**DOCUMENT SEGMENT:**
DME providers need specific guidance from CMS and the DMERCs as to the specific documentation that the DMERCs will consider sufficient in the event of a pre- or post-pay audit. To that end, we recommend the following regarding documentation beyond the CMN that should be used by CMS/DMERCs to determine medical necessity:

1. CMS needs to acknowledge that physicians commonly do not keep in their progress notes consistent information regarding all the criteria that would necessarily qualify a beneficiary for a particular item. Suppliers should be allowed to work with physicians to obtain additional evidence to document medical necessity.

2. CMS needs to provide the DMERCs with more specific guidance regarding the documentation that will be deemed sufficient to support medical necessity. In practice, the DMERCs have inconsistent requirements and make subjective judgments which impose operational difficulties on multi-region suppliers. For example, CMS should direct the DMERCs that physician-generated documentation outside the progress notes should be treated as if that documentation were in the progress notes. The key is that the physician completed this other documentation; although it may not be part of the physician progress notes.

3. When a physician has prepared a letter of medical necessity (“LMN”) or other documentation that is specific to a patient and details the reasons why the patient requires a particular item, CMS and the DMERCs should accept the LMN or other physician documentation as a statement of the patient’s actual medical condition. Oftentimes, physicians will create this LMN or other documentation and keep it in the patient record. Importantly, the DMERCs should accord the same weight to this physician LMN or other documentation as they do to physician progress notes. This approach makes sense given the reality that suppliers have no ability to ensure that physicians progress notes address all Medicare coverage criteria for a particular item.

4. When a physician orders a motorized wheelchair for a beneficiary, CMS and the DMERCs should require the physician or a physical therapist (PT) or occupational therapist (OT) or other licensed health care professional to complete a functional assessment of the beneficiary and document those findings. We agree with CMS and DMERC policy that the physician is the “gatekeeper” to DME items and services; there is no need to substitute PT/OT’s judgment in place of the physician’s medical judgement. Where, however, a physician has only limited patient information related to his/her prescription for a particular DME item, the DMERC should rely upon the more detailed evaluation of another health care professional (OT, PT, nurse, etc.).

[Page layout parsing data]

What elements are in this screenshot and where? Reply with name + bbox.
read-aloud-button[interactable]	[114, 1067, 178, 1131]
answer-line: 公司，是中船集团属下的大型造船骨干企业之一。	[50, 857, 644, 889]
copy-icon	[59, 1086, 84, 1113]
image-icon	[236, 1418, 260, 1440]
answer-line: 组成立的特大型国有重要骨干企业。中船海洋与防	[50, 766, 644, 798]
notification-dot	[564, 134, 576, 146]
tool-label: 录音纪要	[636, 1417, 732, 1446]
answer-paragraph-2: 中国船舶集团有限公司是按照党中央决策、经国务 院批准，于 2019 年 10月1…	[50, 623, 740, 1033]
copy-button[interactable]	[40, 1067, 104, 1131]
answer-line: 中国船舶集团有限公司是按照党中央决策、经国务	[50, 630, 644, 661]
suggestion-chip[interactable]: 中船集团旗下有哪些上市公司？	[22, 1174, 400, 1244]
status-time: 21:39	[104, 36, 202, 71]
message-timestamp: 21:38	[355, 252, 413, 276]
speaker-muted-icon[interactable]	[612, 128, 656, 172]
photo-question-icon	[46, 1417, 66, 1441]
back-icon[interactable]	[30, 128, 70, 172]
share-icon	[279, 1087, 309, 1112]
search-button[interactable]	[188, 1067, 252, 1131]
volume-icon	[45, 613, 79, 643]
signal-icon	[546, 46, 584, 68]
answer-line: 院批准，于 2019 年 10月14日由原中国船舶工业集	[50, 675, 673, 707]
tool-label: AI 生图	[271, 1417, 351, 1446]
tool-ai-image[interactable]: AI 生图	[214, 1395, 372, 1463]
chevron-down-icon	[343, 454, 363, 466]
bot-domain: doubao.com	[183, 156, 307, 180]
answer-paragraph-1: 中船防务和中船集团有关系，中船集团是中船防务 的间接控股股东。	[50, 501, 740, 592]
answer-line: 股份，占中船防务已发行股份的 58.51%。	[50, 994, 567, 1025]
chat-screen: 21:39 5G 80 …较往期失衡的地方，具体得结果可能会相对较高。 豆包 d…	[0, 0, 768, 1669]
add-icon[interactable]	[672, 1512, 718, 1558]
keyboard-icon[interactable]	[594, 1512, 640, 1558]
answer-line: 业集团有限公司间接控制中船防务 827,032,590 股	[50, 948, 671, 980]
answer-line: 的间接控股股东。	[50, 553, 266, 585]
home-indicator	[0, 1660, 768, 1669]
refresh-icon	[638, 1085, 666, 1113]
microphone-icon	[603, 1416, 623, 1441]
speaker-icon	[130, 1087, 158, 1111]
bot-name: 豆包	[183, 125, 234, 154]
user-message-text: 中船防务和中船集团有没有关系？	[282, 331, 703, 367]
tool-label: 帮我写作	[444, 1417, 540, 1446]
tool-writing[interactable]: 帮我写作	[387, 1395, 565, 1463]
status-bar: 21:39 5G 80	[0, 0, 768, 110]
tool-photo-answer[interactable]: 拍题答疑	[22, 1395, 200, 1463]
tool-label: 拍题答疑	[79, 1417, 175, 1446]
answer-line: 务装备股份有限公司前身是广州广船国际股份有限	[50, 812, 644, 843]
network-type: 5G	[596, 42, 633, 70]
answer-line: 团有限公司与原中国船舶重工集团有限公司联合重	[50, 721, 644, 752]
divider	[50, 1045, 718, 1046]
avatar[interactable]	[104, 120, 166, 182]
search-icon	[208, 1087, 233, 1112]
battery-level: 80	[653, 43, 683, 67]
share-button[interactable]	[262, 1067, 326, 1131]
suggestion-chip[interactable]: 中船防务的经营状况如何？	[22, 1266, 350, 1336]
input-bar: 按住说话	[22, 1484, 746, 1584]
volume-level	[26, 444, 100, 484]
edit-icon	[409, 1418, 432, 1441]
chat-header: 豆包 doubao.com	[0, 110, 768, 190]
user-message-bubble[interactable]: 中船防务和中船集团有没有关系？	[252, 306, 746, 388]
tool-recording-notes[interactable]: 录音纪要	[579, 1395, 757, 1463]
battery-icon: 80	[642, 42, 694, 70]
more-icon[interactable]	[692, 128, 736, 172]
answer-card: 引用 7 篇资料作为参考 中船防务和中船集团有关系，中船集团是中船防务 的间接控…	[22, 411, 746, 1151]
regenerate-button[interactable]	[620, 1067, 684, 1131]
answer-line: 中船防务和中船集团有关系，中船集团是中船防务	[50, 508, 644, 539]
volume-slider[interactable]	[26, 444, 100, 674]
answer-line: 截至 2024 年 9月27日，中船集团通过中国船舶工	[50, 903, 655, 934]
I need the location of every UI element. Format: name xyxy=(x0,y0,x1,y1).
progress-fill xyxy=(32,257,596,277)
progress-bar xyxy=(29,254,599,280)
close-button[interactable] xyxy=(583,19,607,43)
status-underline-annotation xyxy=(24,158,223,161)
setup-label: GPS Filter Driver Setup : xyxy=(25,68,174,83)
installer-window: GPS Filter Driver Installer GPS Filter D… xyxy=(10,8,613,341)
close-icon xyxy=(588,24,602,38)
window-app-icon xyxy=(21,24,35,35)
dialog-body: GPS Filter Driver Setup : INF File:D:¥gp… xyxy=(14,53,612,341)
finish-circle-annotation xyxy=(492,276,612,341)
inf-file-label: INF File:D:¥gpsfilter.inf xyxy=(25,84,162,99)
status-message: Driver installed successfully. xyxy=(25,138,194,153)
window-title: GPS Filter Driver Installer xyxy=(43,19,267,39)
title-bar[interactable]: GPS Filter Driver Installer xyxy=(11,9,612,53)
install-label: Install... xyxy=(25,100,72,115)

**TASK LIST:**
a) How would you sum up the passage on DME medical-necessity documentation in two sentences?
b) Could you carry the passage on DME medical-necessity documentation forward from its last sentence?
The listing has nothing to do with the passage on DME medical-necessity documentation.

**ANSWERS BY ITEM NUMBER:**
a) DME providers need specific guidance from CMS and the DMERCs on which documentation beyond the CMN will be considered sufficient to establish medical necessity in a pre- or post-pay audit. The recommendations are that suppliers be allowed to work with physicians to obtain additional evidence, that physician documentation outside the progress notes, such as a letter of medical necessity, be given the same weight as progress notes, and that for a motorized wheelchair the physician or another licensed health care professional complete and document a functional assessment of the beneficiary.

b)
5. The Physician Education form drafted by some of the DMERCs (and published in Supplier Manuals) was designed as a tool for suppliers to use to educate physicians about the specific Medicare coverage requirements for a particular item. In the event that a supplier provides this educational tool to a physician, the physician signs the form and states that he believes his/her patient meets the criteria, the DMERCs should give this physician-signed form as much weight as if it were directly in the physician progress notes.

The DMERCs’ should review physician progress notes to determine whether medical necessity is met. Physicians are trained to document in patient progress notes pertinent information relating to the patient. We recommend, however, that the DMERCs continue to look for medical necessity information in the physician progress notes, but in those cases in which it does not exist, the additional above-described documents mentioned (LMN, physician-signed Physician Education form, or functional assessment completed by the physician or licensed health practitioner (e.g., PT/OT, licensed nurse) should be sufficient to support medical necessity along with the CMN.

- Bryan Dylewski is president of Mobility Products Unlimited based in Holly Hill, Fla.